SELECTED EXTRACT

All,
I am new to secure world and op-tee and one thing I’m trying to understand is what the /dev/teeN and /dev/teeprivN device files in Linux conceptually represent.
I’ve run the QEMU-based example, and I can see that /dev/tee0 and /dev/teepriv0 exist and the app uses tee0 and the supplicant uses teepriv0.
What if I want to run multiple app/TA pairs at the same—do all open and share share the same /dev/tee0 file?
If so, what is the scenario where you would ever have a /dev/tee1 and so on. From what I can see, the Linux driver is creating just one pair of device files.
Do app/TAs always function in pairs? Is there ever a case where a “helloworld” TA was loaded once, and then multiple normal world apps would use it? …or, is it that an app that needs a secure TA service always loads the corresponding TA itself, even if it meant duplicating the TA.
Thanks, Stuart
Hi Stuart,
On Thu, Mar 23, 2017 at 11:01 PM, Stuart Yoder Stuart.Yoder@arm.com wrote:
All,
I am new to secure world and op-tee and one thing I’m trying to understand is what the /dev/teeN and /dev/teeprivN device files in Linux conceptually represent.
I’ve run the QEMU-based example, and I can see that /dev/tee0 and /dev/teepriv0 exist and the app uses tee0 and the supplicant uses teepriv0.
What if I want to run multiple app/TA pairs at the same—do all open and share share the same /dev/tee0 file?
Yes
If so, what is the scenario where you would ever have a /dev/tee1 and so on. From what I can see, the Linux driver is creating just one pair of device files.
If there's multiple TEEs for instance one TrustZone based and one on a separate processor.
Do app/TAs always function in pairs? Is there ever a case where a “helloworld” TA was loaded once, and then multiple normal world apps would use it? …or, is it that an app that needs a secure TA service always loads the corresponding TA itself, even if it meant duplicating the TA.
Normally it's like you describe it, but it depends on how the TA is configured. There's one configuration where the TA only is represented in one instance with multiple sessions. Then all clients communicates with the same TA but in different sessions (everything serialized, no concurrent execution in the TA).
The OP-TEE design is based "TEE System Architecture", "TEE Client API Specification" and "TEE Internal Core API Specification" at https://www.globalplatform.org/specificationsdevice.asp
Reading those specs will help when trying to understand how OP-TEE works.

DATA

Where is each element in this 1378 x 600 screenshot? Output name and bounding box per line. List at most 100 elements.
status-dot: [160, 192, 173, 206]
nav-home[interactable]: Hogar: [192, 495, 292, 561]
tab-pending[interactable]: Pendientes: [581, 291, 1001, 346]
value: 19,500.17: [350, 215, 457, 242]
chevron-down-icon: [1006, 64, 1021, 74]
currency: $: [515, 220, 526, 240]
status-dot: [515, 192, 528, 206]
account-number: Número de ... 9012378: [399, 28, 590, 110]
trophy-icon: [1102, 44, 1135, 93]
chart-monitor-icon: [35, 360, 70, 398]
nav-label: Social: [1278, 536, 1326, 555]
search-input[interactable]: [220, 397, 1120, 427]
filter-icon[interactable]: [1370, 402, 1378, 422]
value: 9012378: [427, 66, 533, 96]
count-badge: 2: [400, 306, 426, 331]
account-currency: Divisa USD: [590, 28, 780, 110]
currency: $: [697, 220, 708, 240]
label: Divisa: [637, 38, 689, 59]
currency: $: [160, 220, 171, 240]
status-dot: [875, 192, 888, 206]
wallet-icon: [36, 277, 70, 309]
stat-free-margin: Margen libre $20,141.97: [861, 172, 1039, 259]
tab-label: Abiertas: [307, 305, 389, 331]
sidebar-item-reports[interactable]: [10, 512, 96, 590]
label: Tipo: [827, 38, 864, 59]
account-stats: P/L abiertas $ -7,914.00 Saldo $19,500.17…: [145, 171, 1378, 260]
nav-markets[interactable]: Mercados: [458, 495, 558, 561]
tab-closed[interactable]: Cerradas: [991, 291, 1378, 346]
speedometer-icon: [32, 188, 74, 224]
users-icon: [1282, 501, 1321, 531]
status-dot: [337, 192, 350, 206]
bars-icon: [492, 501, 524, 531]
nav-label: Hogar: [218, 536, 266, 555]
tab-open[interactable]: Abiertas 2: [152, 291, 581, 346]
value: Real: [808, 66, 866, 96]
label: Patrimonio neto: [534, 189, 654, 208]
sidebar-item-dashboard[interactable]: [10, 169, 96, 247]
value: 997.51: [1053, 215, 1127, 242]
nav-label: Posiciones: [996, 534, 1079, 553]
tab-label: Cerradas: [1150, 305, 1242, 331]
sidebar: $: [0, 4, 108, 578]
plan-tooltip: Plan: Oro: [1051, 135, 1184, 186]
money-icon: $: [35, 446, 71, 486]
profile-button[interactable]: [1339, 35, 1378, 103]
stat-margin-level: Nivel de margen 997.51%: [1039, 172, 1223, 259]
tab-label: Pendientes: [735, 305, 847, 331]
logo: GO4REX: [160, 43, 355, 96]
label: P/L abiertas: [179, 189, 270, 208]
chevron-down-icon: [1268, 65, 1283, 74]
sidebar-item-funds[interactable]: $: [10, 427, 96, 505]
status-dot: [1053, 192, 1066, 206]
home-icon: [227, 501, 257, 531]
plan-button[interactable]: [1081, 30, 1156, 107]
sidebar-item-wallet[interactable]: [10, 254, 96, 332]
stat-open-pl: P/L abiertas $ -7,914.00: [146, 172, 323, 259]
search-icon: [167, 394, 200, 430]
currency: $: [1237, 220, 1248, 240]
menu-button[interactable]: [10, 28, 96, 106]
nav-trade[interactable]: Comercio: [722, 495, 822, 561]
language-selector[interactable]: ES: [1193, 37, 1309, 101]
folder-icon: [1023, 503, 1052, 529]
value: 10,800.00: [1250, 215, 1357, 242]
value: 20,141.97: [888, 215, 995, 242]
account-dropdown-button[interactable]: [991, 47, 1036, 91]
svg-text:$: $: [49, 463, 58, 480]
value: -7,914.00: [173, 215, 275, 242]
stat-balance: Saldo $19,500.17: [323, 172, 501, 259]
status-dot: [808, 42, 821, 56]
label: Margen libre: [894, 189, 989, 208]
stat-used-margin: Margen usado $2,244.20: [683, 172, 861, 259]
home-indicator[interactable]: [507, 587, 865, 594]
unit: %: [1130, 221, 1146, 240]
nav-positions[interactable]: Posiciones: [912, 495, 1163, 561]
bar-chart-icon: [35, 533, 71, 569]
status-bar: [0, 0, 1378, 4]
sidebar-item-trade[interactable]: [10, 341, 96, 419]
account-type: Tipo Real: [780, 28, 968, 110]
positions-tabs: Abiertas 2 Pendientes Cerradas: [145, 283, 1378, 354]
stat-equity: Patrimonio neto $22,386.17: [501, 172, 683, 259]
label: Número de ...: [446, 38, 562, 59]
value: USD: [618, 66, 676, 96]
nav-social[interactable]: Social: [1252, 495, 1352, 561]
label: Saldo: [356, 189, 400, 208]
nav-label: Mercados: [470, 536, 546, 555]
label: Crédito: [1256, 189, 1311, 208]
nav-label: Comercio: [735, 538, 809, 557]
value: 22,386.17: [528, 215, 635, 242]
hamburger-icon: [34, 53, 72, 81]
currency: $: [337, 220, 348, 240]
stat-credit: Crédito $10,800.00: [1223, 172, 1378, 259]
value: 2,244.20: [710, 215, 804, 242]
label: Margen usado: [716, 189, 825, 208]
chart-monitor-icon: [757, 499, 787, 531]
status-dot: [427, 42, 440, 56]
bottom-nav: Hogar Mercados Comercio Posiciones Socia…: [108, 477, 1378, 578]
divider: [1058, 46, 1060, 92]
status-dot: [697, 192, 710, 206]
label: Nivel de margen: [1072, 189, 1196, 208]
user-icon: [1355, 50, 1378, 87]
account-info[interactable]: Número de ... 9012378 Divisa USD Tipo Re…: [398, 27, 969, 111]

REQUIRED ACTION
In the exchange about OP-TEE device files, when does the reply say a /dev/tee1 would exist? The listing is not used for this exercise.

EXPECTED ANSWER
When there are multiple TEEs, for instance one based on TrustZone and one on a separate processor.